WHAT YOU WILL DO: Restate all of the data exactly.

───── MATERIAL FOR THIS TASK ─────

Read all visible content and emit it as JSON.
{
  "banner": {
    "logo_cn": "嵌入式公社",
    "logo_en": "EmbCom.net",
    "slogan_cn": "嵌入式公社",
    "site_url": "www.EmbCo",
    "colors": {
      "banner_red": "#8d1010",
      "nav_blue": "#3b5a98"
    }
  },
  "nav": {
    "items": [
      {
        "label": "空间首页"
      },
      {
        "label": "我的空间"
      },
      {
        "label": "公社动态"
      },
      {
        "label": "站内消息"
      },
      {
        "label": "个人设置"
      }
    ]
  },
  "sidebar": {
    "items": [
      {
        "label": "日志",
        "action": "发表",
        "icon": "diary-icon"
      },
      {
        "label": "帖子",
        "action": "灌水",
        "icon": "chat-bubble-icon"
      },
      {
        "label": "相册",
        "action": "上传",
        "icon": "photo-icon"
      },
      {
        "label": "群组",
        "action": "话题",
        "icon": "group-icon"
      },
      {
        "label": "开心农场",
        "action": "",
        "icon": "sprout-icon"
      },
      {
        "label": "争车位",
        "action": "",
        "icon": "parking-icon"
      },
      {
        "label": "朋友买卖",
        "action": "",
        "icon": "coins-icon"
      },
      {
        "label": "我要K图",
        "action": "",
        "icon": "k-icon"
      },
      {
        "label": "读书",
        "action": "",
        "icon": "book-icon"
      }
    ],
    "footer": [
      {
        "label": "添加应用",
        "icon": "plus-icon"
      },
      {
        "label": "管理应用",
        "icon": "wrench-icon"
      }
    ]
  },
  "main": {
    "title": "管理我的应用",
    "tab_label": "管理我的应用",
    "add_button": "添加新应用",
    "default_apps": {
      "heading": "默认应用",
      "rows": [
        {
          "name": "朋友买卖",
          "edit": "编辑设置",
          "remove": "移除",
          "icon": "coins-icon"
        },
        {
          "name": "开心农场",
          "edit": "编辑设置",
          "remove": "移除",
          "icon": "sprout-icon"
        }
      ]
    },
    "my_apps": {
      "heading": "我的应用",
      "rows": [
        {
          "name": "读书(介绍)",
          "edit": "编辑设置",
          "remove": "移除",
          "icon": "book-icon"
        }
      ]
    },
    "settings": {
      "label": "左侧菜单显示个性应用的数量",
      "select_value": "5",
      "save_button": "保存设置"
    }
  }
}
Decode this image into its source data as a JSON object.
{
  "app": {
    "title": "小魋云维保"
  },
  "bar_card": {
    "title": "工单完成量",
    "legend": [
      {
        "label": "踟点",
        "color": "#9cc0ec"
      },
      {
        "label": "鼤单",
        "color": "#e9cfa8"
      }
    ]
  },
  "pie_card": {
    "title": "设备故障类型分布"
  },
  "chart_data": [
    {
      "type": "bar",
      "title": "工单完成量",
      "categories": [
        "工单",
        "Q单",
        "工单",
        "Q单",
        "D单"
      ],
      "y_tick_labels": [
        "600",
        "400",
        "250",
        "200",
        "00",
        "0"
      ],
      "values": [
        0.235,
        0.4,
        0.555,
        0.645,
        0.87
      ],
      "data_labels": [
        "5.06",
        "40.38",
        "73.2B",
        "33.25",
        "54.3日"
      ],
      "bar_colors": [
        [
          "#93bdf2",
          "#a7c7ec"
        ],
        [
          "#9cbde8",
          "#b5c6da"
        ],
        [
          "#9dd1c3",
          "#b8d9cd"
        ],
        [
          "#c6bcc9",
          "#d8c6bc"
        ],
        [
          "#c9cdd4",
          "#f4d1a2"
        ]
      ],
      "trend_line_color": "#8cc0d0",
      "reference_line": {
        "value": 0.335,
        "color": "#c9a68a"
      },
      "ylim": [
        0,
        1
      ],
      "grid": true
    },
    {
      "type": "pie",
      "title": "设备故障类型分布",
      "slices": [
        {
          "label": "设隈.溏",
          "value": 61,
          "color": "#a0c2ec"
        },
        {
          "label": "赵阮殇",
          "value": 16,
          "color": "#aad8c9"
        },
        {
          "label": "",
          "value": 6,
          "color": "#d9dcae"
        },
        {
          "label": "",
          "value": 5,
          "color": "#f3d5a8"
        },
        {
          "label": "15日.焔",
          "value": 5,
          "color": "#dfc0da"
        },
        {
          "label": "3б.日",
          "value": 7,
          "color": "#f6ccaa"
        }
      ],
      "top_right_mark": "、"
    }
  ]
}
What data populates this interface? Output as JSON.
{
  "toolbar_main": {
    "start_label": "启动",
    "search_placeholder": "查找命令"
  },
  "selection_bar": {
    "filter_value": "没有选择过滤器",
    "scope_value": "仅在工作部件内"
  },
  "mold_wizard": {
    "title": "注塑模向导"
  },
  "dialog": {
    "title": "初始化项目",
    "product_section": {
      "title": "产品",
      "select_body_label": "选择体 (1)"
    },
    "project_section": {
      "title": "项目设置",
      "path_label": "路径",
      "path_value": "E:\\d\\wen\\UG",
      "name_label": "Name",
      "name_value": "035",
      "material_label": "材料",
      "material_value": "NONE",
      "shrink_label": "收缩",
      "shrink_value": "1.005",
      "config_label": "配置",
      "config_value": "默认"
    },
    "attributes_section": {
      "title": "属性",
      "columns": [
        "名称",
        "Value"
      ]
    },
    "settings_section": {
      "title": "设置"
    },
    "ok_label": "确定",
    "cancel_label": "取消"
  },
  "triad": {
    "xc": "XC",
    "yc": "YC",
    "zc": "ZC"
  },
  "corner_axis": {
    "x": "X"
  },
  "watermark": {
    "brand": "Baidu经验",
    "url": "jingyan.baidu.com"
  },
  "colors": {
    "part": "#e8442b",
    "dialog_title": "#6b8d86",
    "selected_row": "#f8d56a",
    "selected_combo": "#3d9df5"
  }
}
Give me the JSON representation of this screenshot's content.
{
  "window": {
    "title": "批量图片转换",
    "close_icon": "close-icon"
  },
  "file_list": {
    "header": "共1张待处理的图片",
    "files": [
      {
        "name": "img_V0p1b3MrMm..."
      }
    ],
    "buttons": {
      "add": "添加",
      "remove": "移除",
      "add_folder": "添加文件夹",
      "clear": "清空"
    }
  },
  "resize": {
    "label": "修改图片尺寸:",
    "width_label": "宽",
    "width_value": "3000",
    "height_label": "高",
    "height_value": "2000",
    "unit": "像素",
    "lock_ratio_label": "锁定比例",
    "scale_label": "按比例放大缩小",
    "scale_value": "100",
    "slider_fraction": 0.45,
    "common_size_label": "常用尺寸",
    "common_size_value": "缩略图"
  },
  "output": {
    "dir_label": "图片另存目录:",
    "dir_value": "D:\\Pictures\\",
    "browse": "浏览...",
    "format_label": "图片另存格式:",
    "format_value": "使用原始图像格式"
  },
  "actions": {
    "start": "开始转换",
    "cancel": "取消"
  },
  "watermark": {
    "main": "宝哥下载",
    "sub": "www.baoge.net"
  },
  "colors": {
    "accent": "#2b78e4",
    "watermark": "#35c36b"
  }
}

─────

SOLUTION BELOW:
Read all visible content and emit it as JSON.
{
  "banner": {
    "logo_cn": "嵌入式公社",
    "logo_en": "EmbCom.net",
    "slogan_cn": "嵌入式公社",
    "site_url": "www.EmbCo",
    "colors": {
      "banner_red": "#8d1010",
      "nav_blue": "#3b5a98"
    }
  },
  "nav": {
    "items": [
      {
        "label": "空间首页"
      },
      {
        "label": "我的空间"
      },
      {
        "label": "公社动态"
      },
      {
        "label": "站内消息"
      },
      {
        "label": "个人设置"
      }
    ]
  },
  "sidebar": {
    "items": [
      {
        "label": "日志",
        "action": "发表",
        "icon": "diary-icon"
      },
      {
        "label": "帖子",
        "action": "灌水",
        "icon": "chat-bubble-icon"
      },
      {
        "label": "相册",
        "action": "上传",
        "icon": "photo-icon"
      },
      {
        "label": "群组",
        "action": "话题",
        "icon": "group-icon"
      },
      {
        "label": "开心农场",
        "action": "",
        "icon": "sprout-icon"
      },
      {
        "label": "争车位",
        "action": "",
        "icon": "parking-icon"
      },
      {
        "label": "朋友买卖",
        "action": "",
        "icon": "coins-icon"
      },
      {
        "label": "我要K图",
        "action": "",
        "icon": "k-icon"
      },
      {
        "label": "读书",
        "action": "",
        "icon": "book-icon"
      }
    ],
    "footer": [
      {
        "label": "添加应用",
        "icon": "plus-icon"
      },
      {
        "label": "管理应用",
        "icon": "wrench-icon"
      }
    ]
  },
  "main": {
    "title": "管理我的应用",
    "tab_label": "管理我的应用",
    "add_button": "添加新应用",
    "default_apps": {
      "heading": "默认应用",
      "rows": [
        {
          "name": "朋友买卖",
          "edit": "编辑设置",
          "remove": "移除",
          "icon": "coins-icon"
        },
        {
          "name": "开心农场",
          "edit": "编辑设置",
          "remove": "移除",
          "icon": "sprout-icon"
        }
      ]
    },
    "my_apps": {
      "heading": "我的应用",
      "rows": [
        {
          "name": "读书(介绍)",
          "edit": "编辑设置",
          "remove": "移除",
          "icon": "book-icon"
        }
      ]
    },
    "settings": {
      "label": "左侧菜单显示个性应用的数量",
      "select_value": "5",
      "save_button": "保存设置"
    }
  }
}
Decode this image into its source data as a JSON object.
{
  "app": {
    "title": "小魋云维保"
  },
  "bar_card": {
    "title": "工单完成量",
    "legend": [
      {
        "label": "踟点",
        "color": "#9cc0ec"
      },
      {
        "label": "鼤单",
        "color": "#e9cfa8"
      }
    ]
  },
  "pie_card": {
    "title": "设备故障类型分布"
  },
  "chart_data": [
    {
      "type": "bar",
      "title": "工单完成量",
      "categories": [
        "工单",
        "Q单",
        "工单",
        "Q单",
        "D单"
      ],
      "y_tick_labels": [
        "600",
        "400",
        "250",
        "200",
        "00",
        "0"
      ],
      "values": [
        0.235,
        0.4,
        0.555,
        0.645,
        0.87
      ],
      "data_labels": [
        "5.06",
        "40.38",
        "73.2B",
        "33.25",
        "54.3日"
      ],
      "bar_colors": [
        [
          "#93bdf2",
          "#a7c7ec"
        ],
        [
          "#9cbde8",
          "#b5c6da"
        ],
        [
          "#9dd1c3",
          "#b8d9cd"
        ],
        [
          "#c6bcc9",
          "#d8c6bc"
        ],
        [
          "#c9cdd4",
          "#f4d1a2"
        ]
      ],
      "trend_line_color": "#8cc0d0",
      "reference_line": {
        "value": 0.335,
        "color": "#c9a68a"
      },
      "ylim": [
        0,
        1
      ],
      "grid": true
    },
    {
      "type": "pie",
      "title": "设备故障类型分布",
      "slices": [
        {
          "label": "设隈.溏",
          "value": 61,
          "color": "#a0c2ec"
        },
        {
          "label": "赵阮殇",
          "value": 16,
          "color": "#aad8c9"
        },
        {
          "label": "",
          "value": 6,
          "color": "#d9dcae"
        },
        {
          "label": "",
          "value": 5,
          "color": "#f3d5a8"
        },
        {
          "label": "15日.焔",
          "value": 5,
          "color": "#dfc0da"
        },
        {
          "label": "3б.日",
          "value": 7,
          "color": "#f6ccaa"
        }
      ],
      "top_right_mark": "、"
    }
  ]
}
What data populates this interface? Output as JSON.
{
  "toolbar_main": {
    "start_label": "启动",
    "search_placeholder": "查找命令"
  },
  "selection_bar": {
    "filter_value": "没有选择过滤器",
    "scope_value": "仅在工作部件内"
  },
  "mold_wizard": {
    "title": "注塑模向导"
  },
  "dialog": {
    "title": "初始化项目",
    "product_section": {
      "title": "产品",
      "select_body_label": "选择体 (1)"
    },
    "project_section": {
      "title": "项目设置",
      "path_label": "路径",
      "path_value": "E:\\d\\wen\\UG",
      "name_label": "Name",
      "name_value": "035",
      "material_label": "材料",
      "material_value": "NONE",
      "shrink_label": "收缩",
      "shrink_value": "1.005",
      "config_label": "配置",
      "config_value": "默认"
    },
    "attributes_section": {
      "title": "属性",
      "columns": [
        "名称",
        "Value"
      ]
    },
    "settings_section": {
      "title": "设置"
    },
    "ok_label": "确定",
    "cancel_label": "取消"
  },
  "triad": {
    "xc": "XC",
    "yc": "YC",
    "zc": "ZC"
  },
  "corner_axis": {
    "x": "X"
  },
  "watermark": {
    "brand": "Baidu经验",
    "url": "jingyan.baidu.com"
  },
  "colors": {
    "part": "#e8442b",
    "dialog_title": "#6b8d86",
    "selected_row": "#f8d56a",
    "selected_combo": "#3d9df5"
  }
}
Give me the JSON representation of this screenshot's content.
{
  "window": {
    "title": "批量图片转换",
    "close_icon": "close-icon"
  },
  "file_list": {
    "header": "共1张待处理的图片",
    "files": [
      {
        "name": "img_V0p1b3MrMm..."
      }
    ],
    "buttons": {
      "add": "添加",
      "remove": "移除",
      "add_folder": "添加文件夹",
      "clear": "清空"
    }
  },
  "resize": {
    "label": "修改图片尺寸:",
    "width_label": "宽",
    "width_value": "3000",
    "height_label": "高",
    "height_value": "2000",
    "unit": "像素",
    "lock_ratio_label": "锁定比例",
    "scale_label": "按比例放大缩小",
    "scale_value": "100",
    "slider_fraction": 0.45,
    "common_size_label": "常用尺寸",
    "common_size_value": "缩略图"
  },
  "output": {
    "dir_label": "图片另存目录:",
    "dir_value": "D:\\Pictures\\",
    "browse": "浏览...",
    "format_label": "图片另存格式:",
    "format_value": "使用原始图像格式"
  },
  "actions": {
    "start": "开始转换",
    "cancel": "取消"
  },
  "watermark": {
    "main": "宝哥下载",
    "sub": "www.baoge.net"
  },
  "colors": {
    "accent": "#2b78e4",
    "watermark": "#35c36b"
  }
}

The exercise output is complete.